→ **Description of the task**: Repeat the whole listing below, word for word.

[Dataset rows about figures]
────

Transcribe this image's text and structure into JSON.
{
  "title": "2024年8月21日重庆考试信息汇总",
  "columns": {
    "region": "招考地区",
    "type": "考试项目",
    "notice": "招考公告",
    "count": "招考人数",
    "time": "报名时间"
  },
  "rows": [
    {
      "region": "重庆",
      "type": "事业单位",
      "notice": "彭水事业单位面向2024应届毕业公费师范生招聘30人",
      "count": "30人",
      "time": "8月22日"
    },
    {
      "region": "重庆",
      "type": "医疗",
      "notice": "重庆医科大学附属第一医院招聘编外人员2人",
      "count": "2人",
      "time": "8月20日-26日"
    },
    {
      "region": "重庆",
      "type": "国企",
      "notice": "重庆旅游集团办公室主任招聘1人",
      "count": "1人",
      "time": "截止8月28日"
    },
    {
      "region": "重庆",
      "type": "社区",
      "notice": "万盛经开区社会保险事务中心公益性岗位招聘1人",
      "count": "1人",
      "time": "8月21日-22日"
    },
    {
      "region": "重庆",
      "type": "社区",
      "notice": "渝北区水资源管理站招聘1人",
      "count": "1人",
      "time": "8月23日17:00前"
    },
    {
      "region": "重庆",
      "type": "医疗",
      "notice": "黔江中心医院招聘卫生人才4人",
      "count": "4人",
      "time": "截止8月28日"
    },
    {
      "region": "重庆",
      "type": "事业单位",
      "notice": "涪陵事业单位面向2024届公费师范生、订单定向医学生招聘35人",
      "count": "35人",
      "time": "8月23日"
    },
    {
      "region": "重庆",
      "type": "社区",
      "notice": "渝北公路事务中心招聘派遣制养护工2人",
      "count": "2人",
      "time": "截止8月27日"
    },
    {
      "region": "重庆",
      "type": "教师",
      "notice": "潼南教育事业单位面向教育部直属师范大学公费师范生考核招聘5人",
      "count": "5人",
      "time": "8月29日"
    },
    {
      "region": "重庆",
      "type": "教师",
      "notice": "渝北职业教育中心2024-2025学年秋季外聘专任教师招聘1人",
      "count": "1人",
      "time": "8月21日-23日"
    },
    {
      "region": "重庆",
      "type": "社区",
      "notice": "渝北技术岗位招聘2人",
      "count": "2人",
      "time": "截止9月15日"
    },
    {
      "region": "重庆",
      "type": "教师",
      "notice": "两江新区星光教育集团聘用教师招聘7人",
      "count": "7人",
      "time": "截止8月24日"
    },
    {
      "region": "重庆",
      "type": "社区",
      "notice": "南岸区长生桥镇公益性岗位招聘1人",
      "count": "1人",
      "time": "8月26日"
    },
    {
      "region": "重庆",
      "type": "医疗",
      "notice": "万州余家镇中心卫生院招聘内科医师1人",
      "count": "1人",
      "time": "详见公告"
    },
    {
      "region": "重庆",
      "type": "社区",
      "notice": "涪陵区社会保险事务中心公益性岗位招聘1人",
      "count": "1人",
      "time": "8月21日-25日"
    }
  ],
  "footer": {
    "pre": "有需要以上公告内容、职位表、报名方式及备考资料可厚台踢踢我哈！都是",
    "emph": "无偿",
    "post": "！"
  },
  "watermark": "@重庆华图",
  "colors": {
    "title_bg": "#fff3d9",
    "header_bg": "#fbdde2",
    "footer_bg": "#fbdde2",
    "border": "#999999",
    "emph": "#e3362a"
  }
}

────

→ **Answer below**:
Transcribe this image's text and structure into JSON.
{
  "title": "2024年8月21日重庆考试信息汇总",
  "columns": {
    "region": "招考地区",
    "type": "考试项目",
    "notice": "招考公告",
    "count": "招考人数",
    "time": "报名时间"
  },
  "rows": [
    {
      "region": "重庆",
      "type": "事业单位",
      "notice": "彭水事业单位面向2024应届毕业公费师范生招聘30人",
      "count": "30人",
      "time": "8月22日"
    },
    {
      "region": "重庆",
      "type": "医疗",
      "notice": "重庆医科大学附属第一医院招聘编外人员2人",
      "count": "2人",
      "time": "8月20日-26日"
    },
    {
      "region": "重庆",
      "type": "国企",
      "notice": "重庆旅游集团办公室主任招聘1人",
      "count": "1人",
      "time": "截止8月28日"
    },
    {
      "region": "重庆",
      "type": "社区",
      "notice": "万盛经开区社会保险事务中心公益性岗位招聘1人",
      "count": "1人",
      "time": "8月21日-22日"
    },
    {
      "region": "重庆",
      "type": "社区",
      "notice": "渝北区水资源管理站招聘1人",
      "count": "1人",
      "time": "8月23日17:00前"
    },
    {
      "region": "重庆",
      "type": "医疗",
      "notice": "黔江中心医院招聘卫生人才4人",
      "count": "4人",
      "time": "截止8月28日"
    },
    {
      "region": "重庆",
      "type": "事业单位",
      "notice": "涪陵事业单位面向2024届公费师范生、订单定向医学生招聘35人",
      "count": "35人",
      "time": "8月23日"
    },
    {
      "region": "重庆",
      "type": "社区",
      "notice": "渝北公路事务中心招聘派遣制养护工2人",
      "count": "2人",
      "time": "截止8月27日"
    },
    {
      "region": "重庆",
      "type": "教师",
      "notice": "潼南教育事业单位面向教育部直属师范大学公费师范生考核招聘5人",
      "count": "5人",
      "time": "8月29日"
    },
    {
      "region": "重庆",
      "type": "教师",
      "notice": "渝北职业教育中心2024-2025学年秋季外聘专任教师招聘1人",
      "count": "1人",
      "time": "8月21日-23日"
    },
    {
      "region": "重庆",
      "type": "社区",
      "notice": "渝北技术岗位招聘2人",
      "count": "2人",
      "time": "截止9月15日"
    },
    {
      "region": "重庆",
      "type": "教师",
      "notice": "两江新区星光教育集团聘用教师招聘7人",
      "count": "7人",
      "time": "截止8月24日"
    },
    {
      "region": "重庆",
      "type": "社区",
      "notice": "南岸区长生桥镇公益性岗位招聘1人",
      "count": "1人",
      "time": "8月26日"
    },
    {
      "region": "重庆",
      "type": "医疗",
      "notice": "万州余家镇中心卫生院招聘内科医师1人",
      "count": "1人",
      "time": "详见公告"
    },
    {
      "region": "重庆",
      "type": "社区",
      "notice": "涪陵区社会保险事务中心公益性岗位招聘1人",
      "count": "1人",
      "time": "8月21日-25日"
    }
  ],
  "footer": {
    "pre": "有需要以上公告内容、职位表、报名方式及备考资料可厚台踢踢我哈！都是",
    "emph": "无偿",
    "post": "！"
  },
  "watermark": "@重庆华图",
  "colors": {
    "title_bg": "#fff3d9",
    "header_bg": "#fbdde2",
    "footer_bg": "#fbdde2",
    "border": "#999999",
    "emph": "#e3362a"
  }
}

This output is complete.